Exercise brief: In the following material, identify every line holding the string "employment" and return it.

Task input:
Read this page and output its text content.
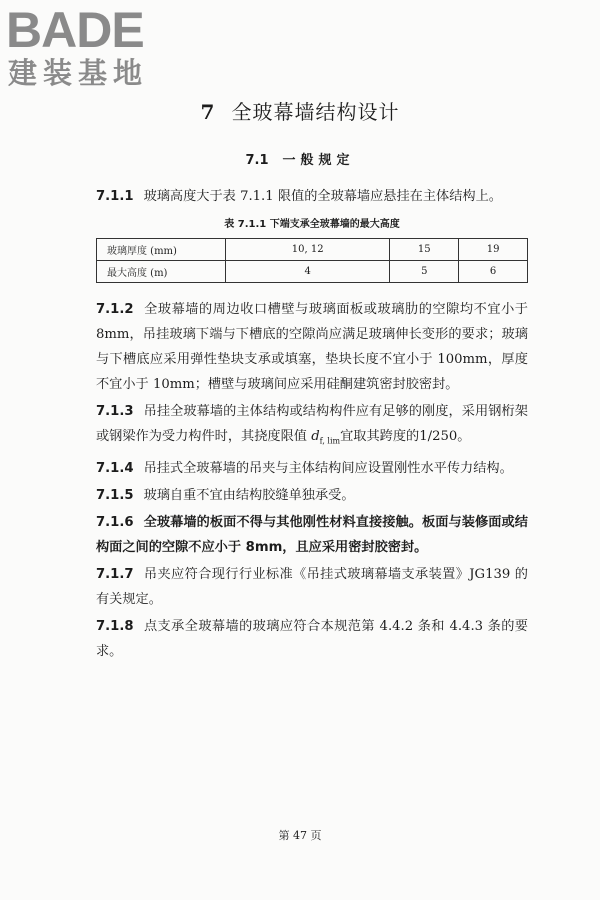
BADE
建装基地
7 全玻幕墙结构设计
7.1 一般规定

7.1.1 玻璃高度大于表 7.1.1 限值的全玻幕墙应悬挂在主体结构上。

表 7.1.1 下端支承全玻幕墙的最大高度
玻璃厚度 (mm)	10, 12	15	19
最大高度 (m)	4	5	6

7.1.2 全玻幕墙的周边收口槽壁与玻璃面板或玻璃肋的空隙均不宜小于 8mm，吊挂玻璃下端与下槽底的空隙尚应满足玻璃伸长变形的要求；玻璃与下槽底应采用弹性垫块支承或填塞，垫块长度不宜小于 100mm，厚度不宜小于 10mm；槽壁与玻璃间应采用硅酮建筑密封胶密封。

7.1.3 吊挂全玻幕墙的主体结构或结构构件应有足够的刚度，采用钢桁架或钢梁作为受力构件时，其挠度限值 $d_{f, lim}$宜取其跨度的1/250。

7.1.4 吊挂式全玻幕墙的吊夹与主体结构间应设置刚性水平传力结构。

7.1.5 玻璃自重不宜由结构胶缝单独承受。

7.1.6 全玻幕墙的板面不得与其他刚性材料直接接触。板面与装修面或结构面之间的空隙不应小于 8mm，且应采用密封胶密封。

7.1.7 吊夹应符合现行行业标准《吊挂式玻璃幕墙支承装置》JG139 的有关规定。

7.1.8 点支承全玻幕墙的玻璃应符合本规范第 4.4.2 条和 4.4.3 条的要求。

第 47 页
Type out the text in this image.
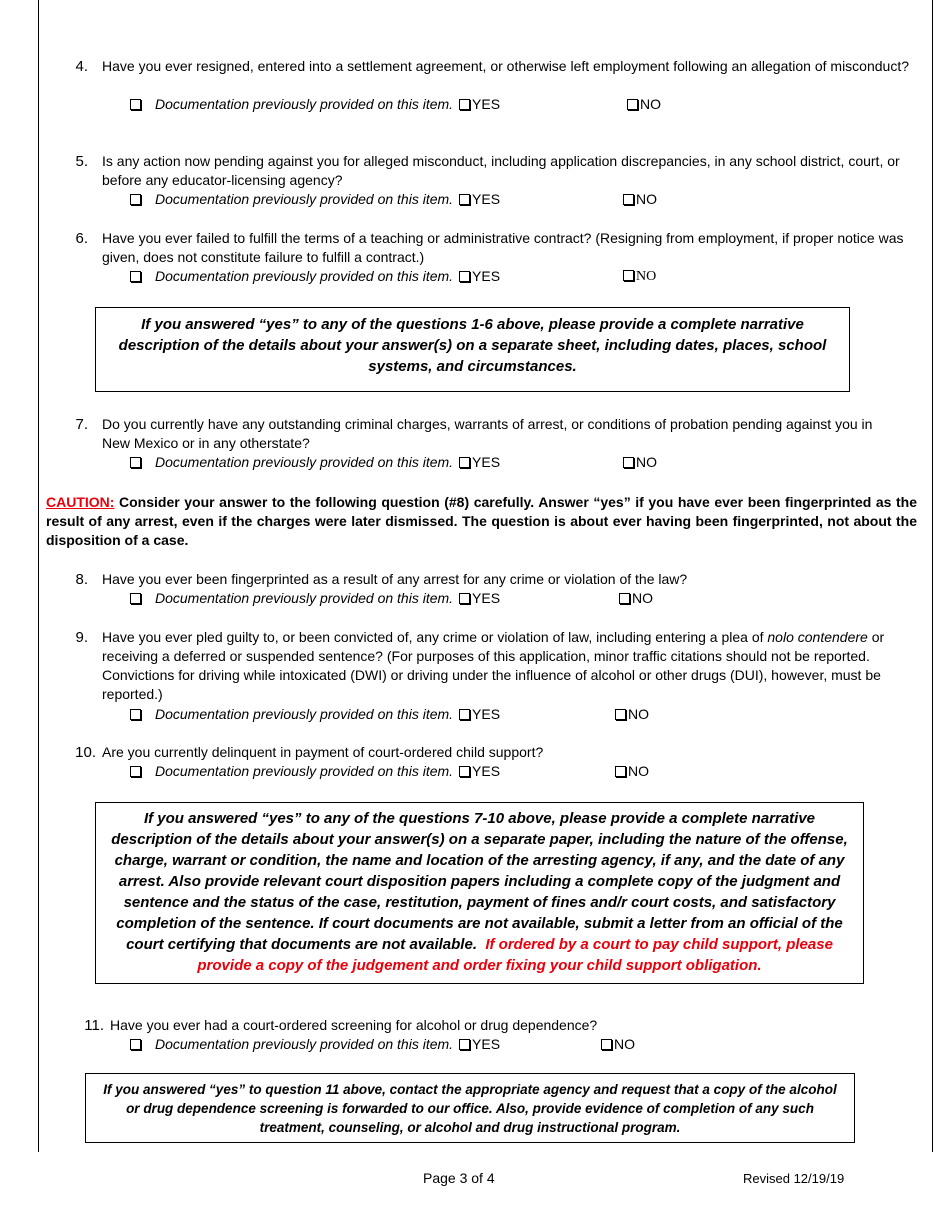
4. Have you ever resigned, entered into a settlement agreement, or otherwise left employment following an allegation of misconduct?
Documentation previously provided on this item. YES	NO
5. Is any action now pending against you for alleged misconduct, including application discrepancies, in any school district, court, or before any educator-licensing agency?
Documentation previously provided on this item. YES	NO
6. Have you ever failed to fulfill the terms of a teaching or administrative contract? (Resigning from employment, if proper notice was given, does not constitute failure to fulfill a contract.)
Documentation previously provided on this item. YES	NO
If you answered “yes” to any of the questions 1-6 above, please provide a complete narrative description of the details about your answer(s) on a separate sheet, including dates, places, school systems, and circumstances.
7. Do you currently have any outstanding criminal charges, warrants of arrest, or conditions of probation pending against you in New Mexico or in any otherstate?
Documentation previously provided on this item. YES	NO
CAUTION: Consider your answer to the following question (#8) carefully. Answer “yes” if you have ever been fingerprinted as the result of any arrest, even if the charges were later dismissed. The question is about ever having been fingerprinted, not about the disposition of a case.
8. Have you ever been fingerprinted as a result of any arrest for any crime or violation of the law?
Documentation previously provided on this item. YES	NO
9. Have you ever pled guilty to, or been convicted of, any crime or violation of law, including entering a plea of nolo contendere or receiving a deferred or suspended sentence? (For purposes of this application, minor traffic citations should not be reported. Convictions for driving while intoxicated (DWI) or driving under the influence of alcohol or other drugs (DUI), however, must be reported.)
Documentation previously provided on this item. YES	NO
10. Are you currently delinquent in payment of court-ordered child support?
Documentation previously provided on this item. YES	NO
If you answered “yes” to any of the questions 7-10 above, please provide a complete narrative description of the details about your answer(s) on a separate paper, including the nature of the offense, charge, warrant or condition, the name and location of the arresting agency, if any, and the date of any arrest. Also provide relevant court disposition papers including a complete copy of the judgment and sentence and the status of the case, restitution, payment of fines and/r court costs, and satisfactory completion of the sentence. If court documents are not available, submit a letter from an official of the court certifying that documents are not available. If ordered by a court to pay child support, please provide a copy of the judgement and order fixing your child support obligation.
11. Have you ever had a court-ordered screening for alcohol or drug dependence?
Documentation previously provided on this item. YES	NO
If you answered “yes” to question 11 above, contact the appropriate agency and request that a copy of the alcohol or drug dependence screening is forwarded to our office. Also, provide evidence of completion of any such treatment, counseling, or alcohol and drug instructional program.
Page 3 of 4	Revised 12/19/19
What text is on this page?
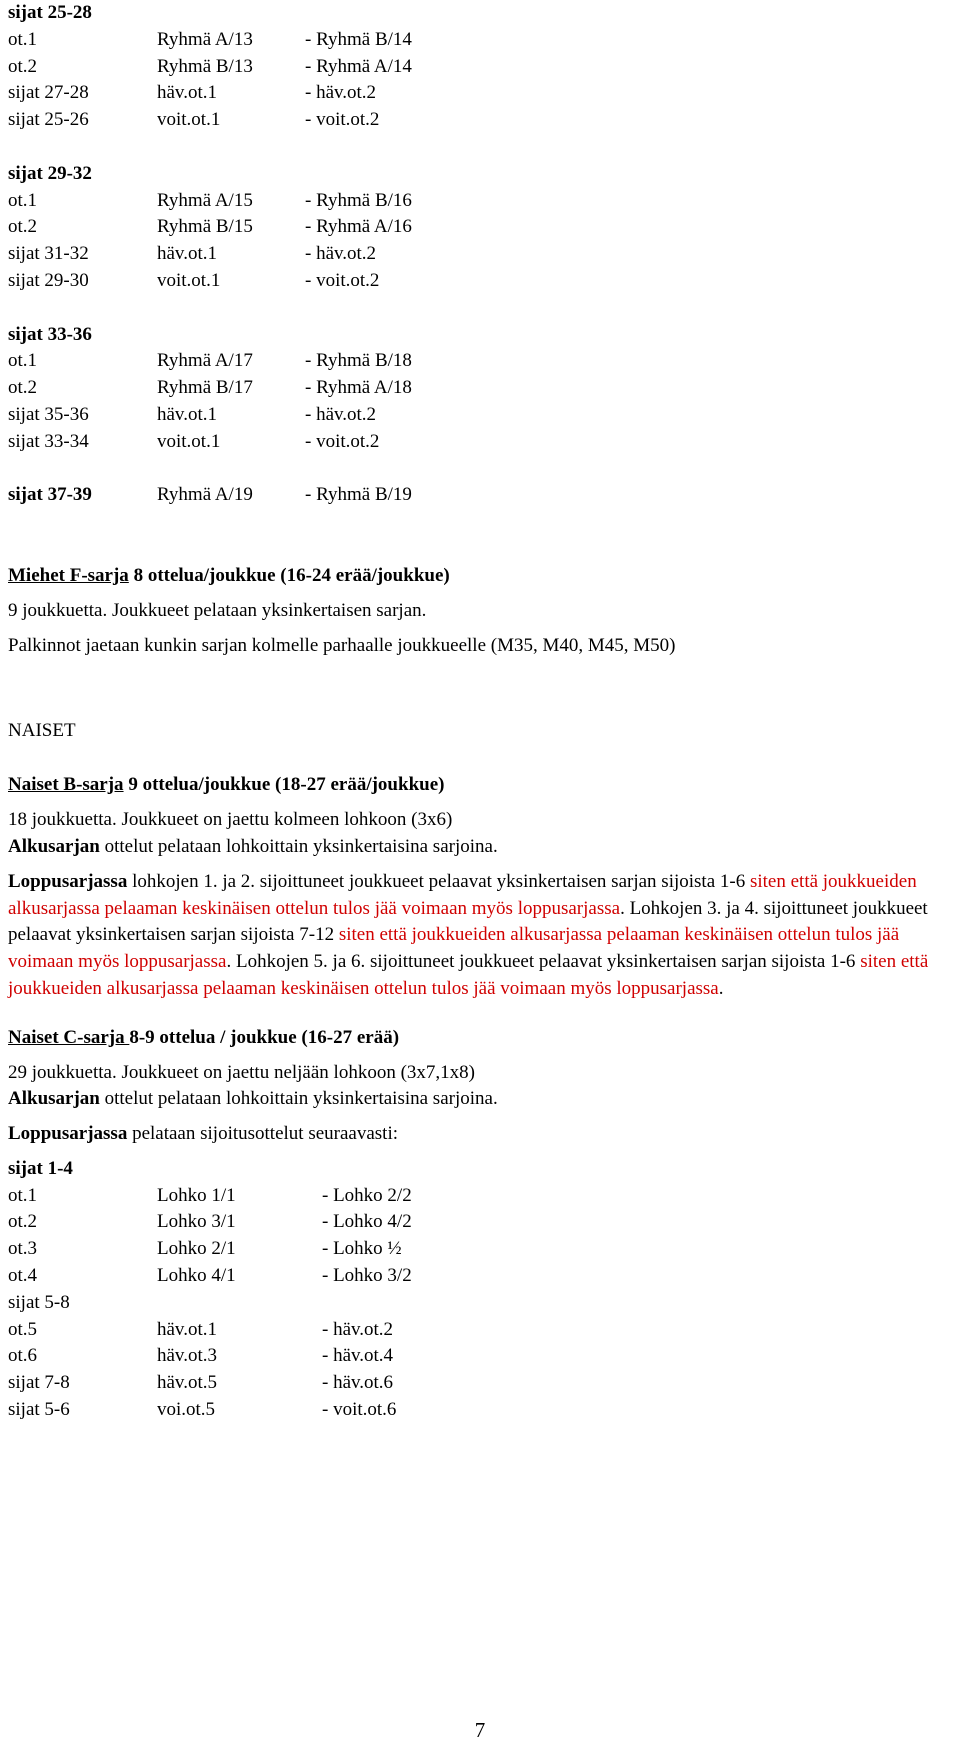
sijat 25-28
ot.1	Ryhmä A/13	- Ryhmä B/14
ot.2	Ryhmä B/13	- Ryhmä A/14
sijat 27-28	häv.ot.1	- häv.ot.2
sijat 25-26	voit.ot.1	- voit.ot.2
sijat 29-32
ot.1	Ryhmä A/15	- Ryhmä B/16
ot.2	Ryhmä B/15	- Ryhmä A/16
sijat 31-32	häv.ot.1	- häv.ot.2
sijat 29-30	voit.ot.1	- voit.ot.2
sijat 33-36
ot.1	Ryhmä A/17	- Ryhmä B/18
ot.2	Ryhmä B/17	- Ryhmä A/18
sijat 35-36	häv.ot.1	- häv.ot.2
sijat 33-34	voit.ot.1	- voit.ot.2
sijat 37-39	Ryhmä A/19	- Ryhmä B/19
Miehet F-sarja 8 ottelua/joukkue (16-24 erää/joukkue)
9 joukkuetta. Joukkueet pelataan yksinkertaisen sarjan.
Palkinnot jaetaan kunkin sarjan kolmelle parhaalle joukkueelle (M35, M40, M45, M50)
NAISET
Naiset B-sarja 9 ottelua/joukkue (18-27 erää/joukkue)
18 joukkuetta. Joukkueet on jaettu kolmeen lohkoon (3x6)
Alkusarjan ottelut pelataan lohkoittain yksinkertaisina sarjoina.
Loppusarjassa lohkojen 1. ja 2. sijoittuneet joukkueet pelaavat yksinkertaisen sarjan sijoista 1-6 siten että joukkueiden alkusarjassa pelaaman keskinäisen ottelun tulos jää voimaan myös loppusarjassa. Lohkojen 3. ja 4. sijoittuneet joukkueet pelaavat yksinkertaisen sarjan sijoista 7-12 siten että joukkueiden alkusarjassa pelaaman keskinäisen ottelun tulos jää voimaan myös loppusarjassa. Lohkojen 5. ja 6. sijoittuneet joukkueet pelaavat yksinkertaisen sarjan sijoista 1-6 siten että joukkueiden alkusarjassa pelaaman keskinäisen ottelun tulos jää voimaan myös loppusarjassa.
Naiset C-sarja 8-9 ottelua / joukkue (16-27 erää)
29 joukkuetta. Joukkueet on jaettu neljään lohkoon (3x7,1x8)
Alkusarjan ottelut pelataan lohkoittain yksinkertaisina sarjoina.
Loppusarjassa pelataan sijoitusottelut seuraavasti:
sijat 1-4
ot.1	Lohko 1/1	- Lohko 2/2
ot.2	Lohko 3/1	- Lohko 4/2
ot.3	Lohko 2/1	- Lohko ½
ot.4	Lohko 4/1	- Lohko 3/2
sijat 5-8
ot.5	häv.ot.1	- häv.ot.2
ot.6	häv.ot.3	- häv.ot.4
sijat 7-8	häv.ot.5	- häv.ot.6
sijat 5-6	voi.ot.5	- voit.ot.6
7
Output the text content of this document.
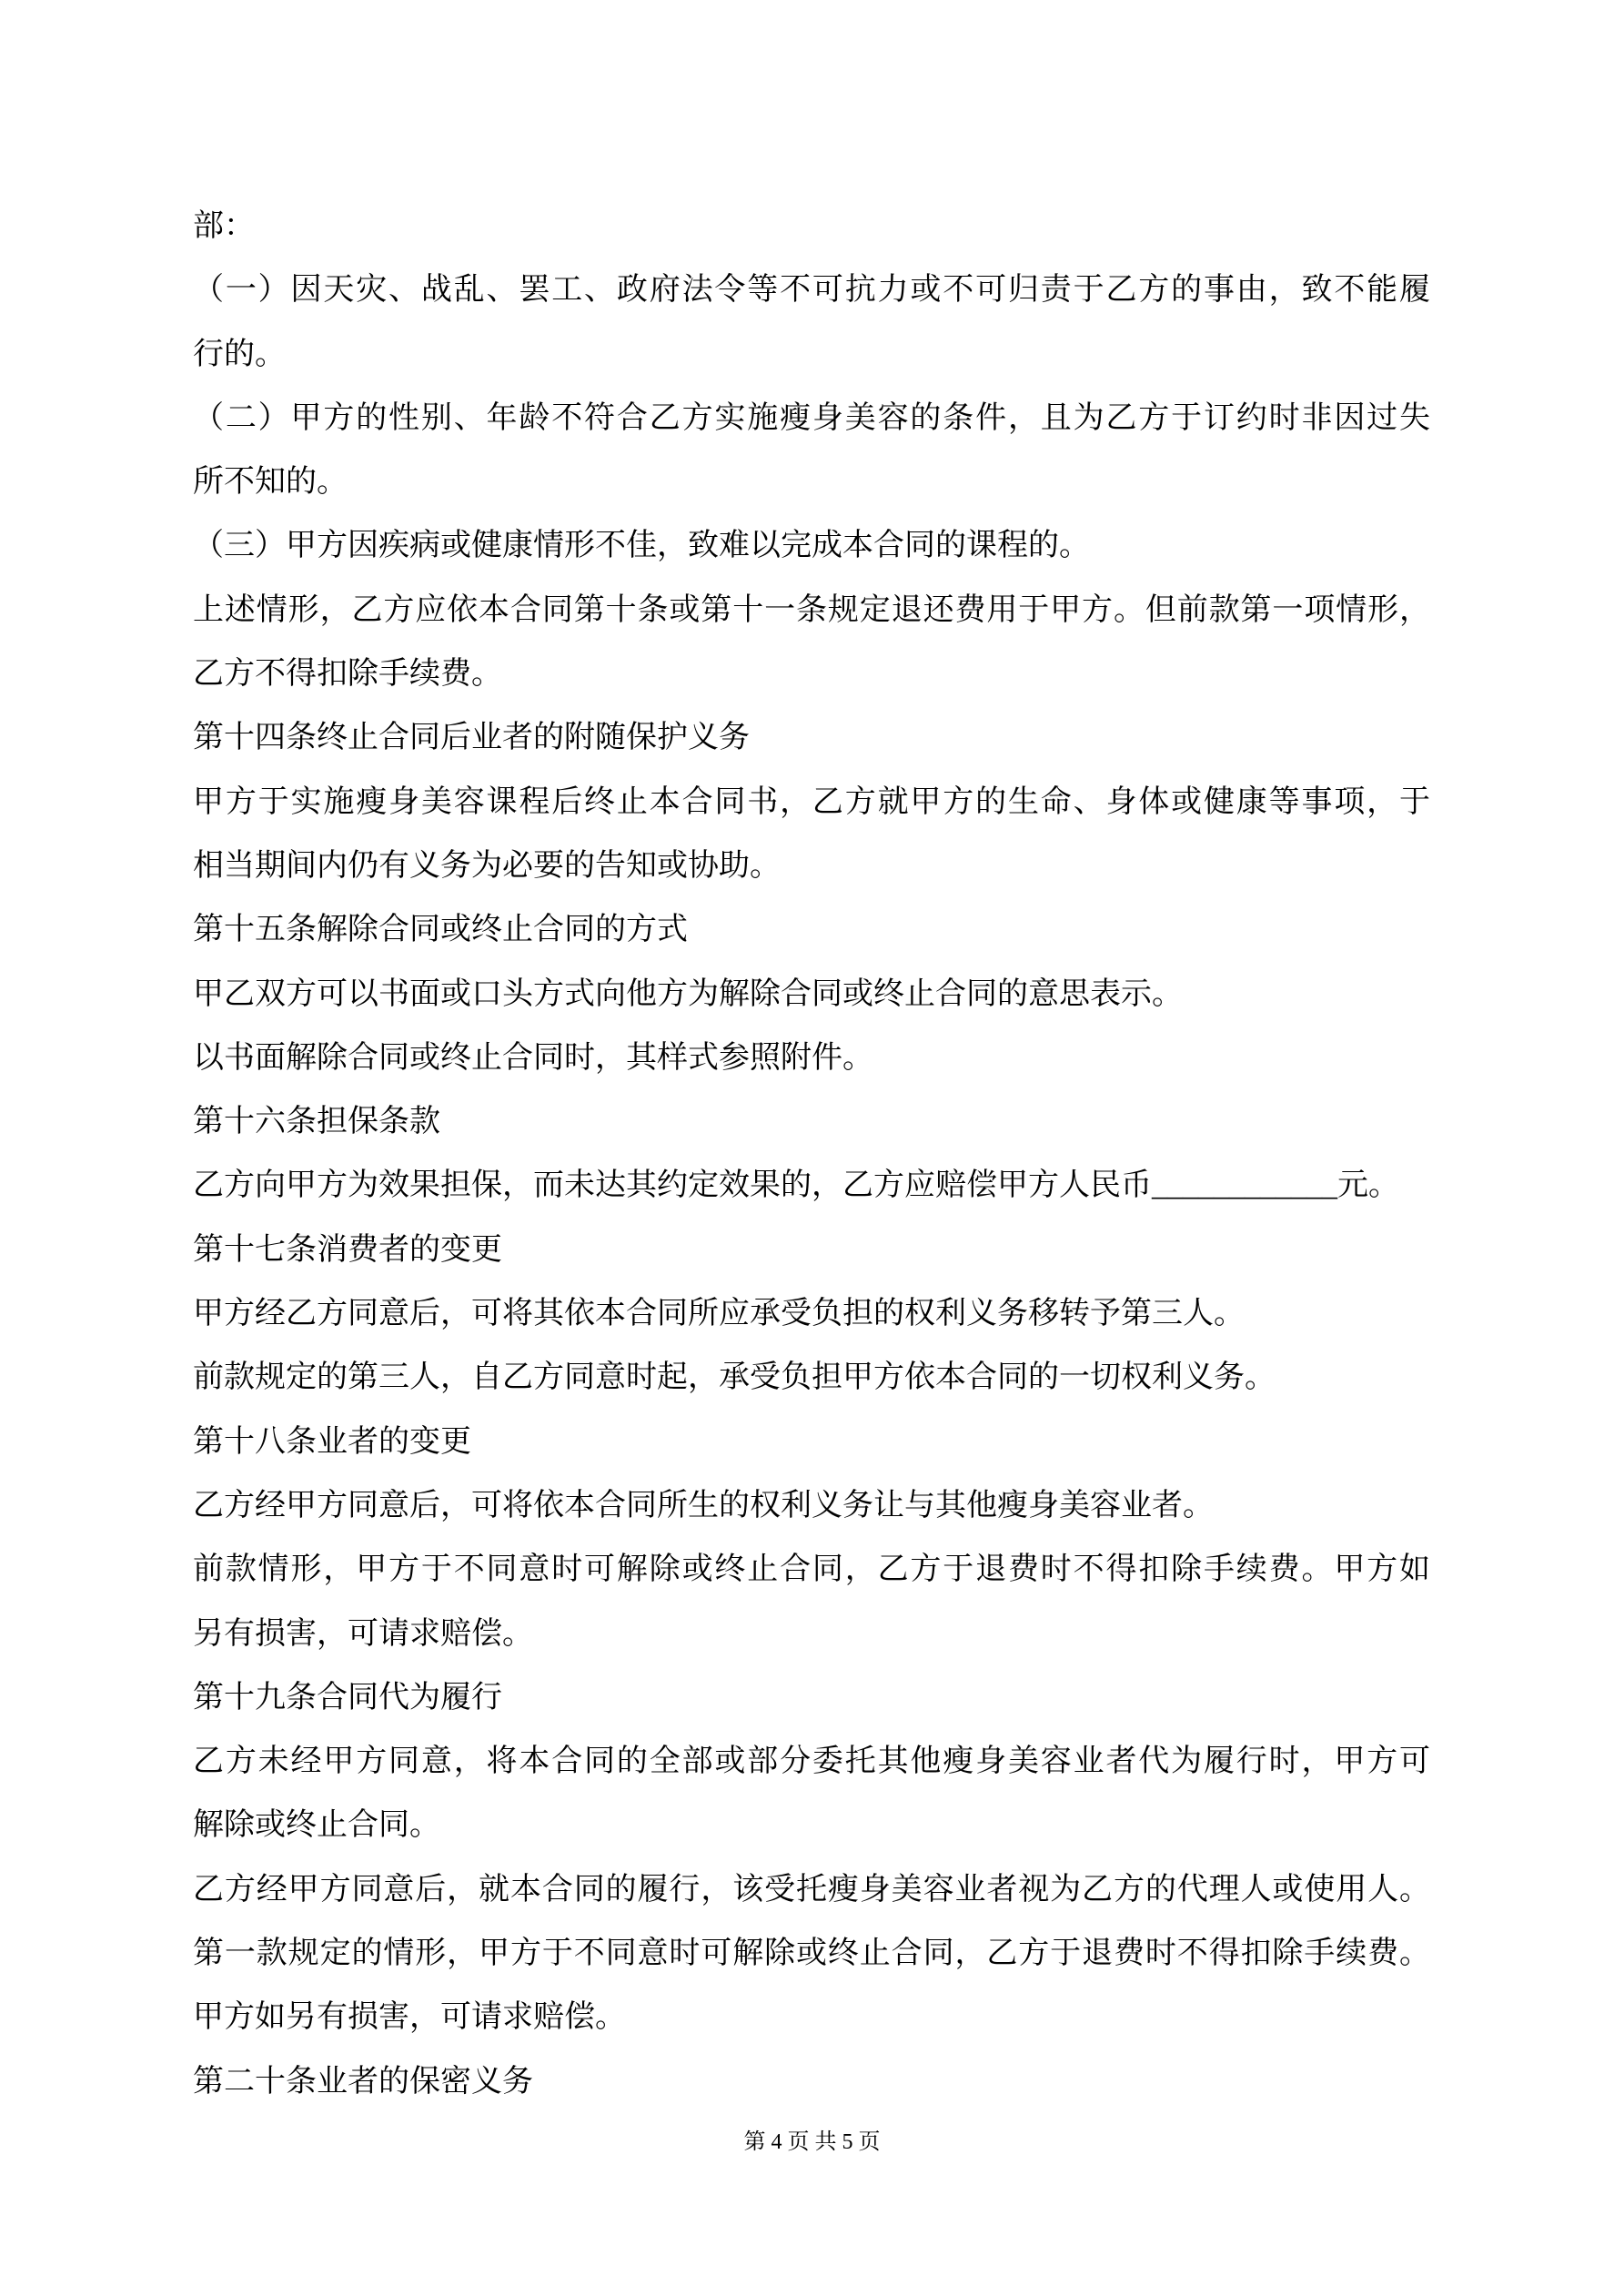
部：
（一）因天灾、战乱、罢工、政府法令等不可抗力或不可归责于乙方的事由，致不能履
行的。
（二）甲方的性别、年龄不符合乙方实施瘦身美容的条件，且为乙方于订约时非因过失
所不知的。
（三）甲方因疾病或健康情形不佳，致难以完成本合同的课程的。
上述情形，乙方应依本合同第十条或第十一条规定退还费用于甲方。但前款第一项情形，
乙方不得扣除手续费。
第十四条终止合同后业者的附随保护义务
甲方于实施瘦身美容课程后终止本合同书，乙方就甲方的生命、身体或健康等事项，于
相当期间内仍有义务为必要的告知或协助。
第十五条解除合同或终止合同的方式
甲乙双方可以书面或口头方式向他方为解除合同或终止合同的意思表示。
以书面解除合同或终止合同时，其样式参照附件。
第十六条担保条款
乙方向甲方为效果担保，而未达其约定效果的，乙方应赔偿甲方人民币____________元。
第十七条消费者的变更
甲方经乙方同意后，可将其依本合同所应承受负担的权利义务移转予第三人。
前款规定的第三人，自乙方同意时起，承受负担甲方依本合同的一切权利义务。
第十八条业者的变更
乙方经甲方同意后，可将依本合同所生的权利义务让与其他瘦身美容业者。
前款情形，甲方于不同意时可解除或终止合同，乙方于退费时不得扣除手续费。甲方如
另有损害，可请求赔偿。
第十九条合同代为履行
乙方未经甲方同意，将本合同的全部或部分委托其他瘦身美容业者代为履行时，甲方可
解除或终止合同。
乙方经甲方同意后，就本合同的履行，该受托瘦身美容业者视为乙方的代理人或使用人。
第一款规定的情形，甲方于不同意时可解除或终止合同，乙方于退费时不得扣除手续费。
甲方如另有损害，可请求赔偿。
第二十条业者的保密义务
第 4 页 共 5 页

Solution to the exercise:
4. Have you ever resigned, entered into a settlement agreement, or otherwise left employment following an allegation of misconduct?
6. Have you ever failed to fulfill the terms of a teaching or administrative contract? (Resigning from employment, if proper notice was given, does not constitute failure to fulfill a contract.)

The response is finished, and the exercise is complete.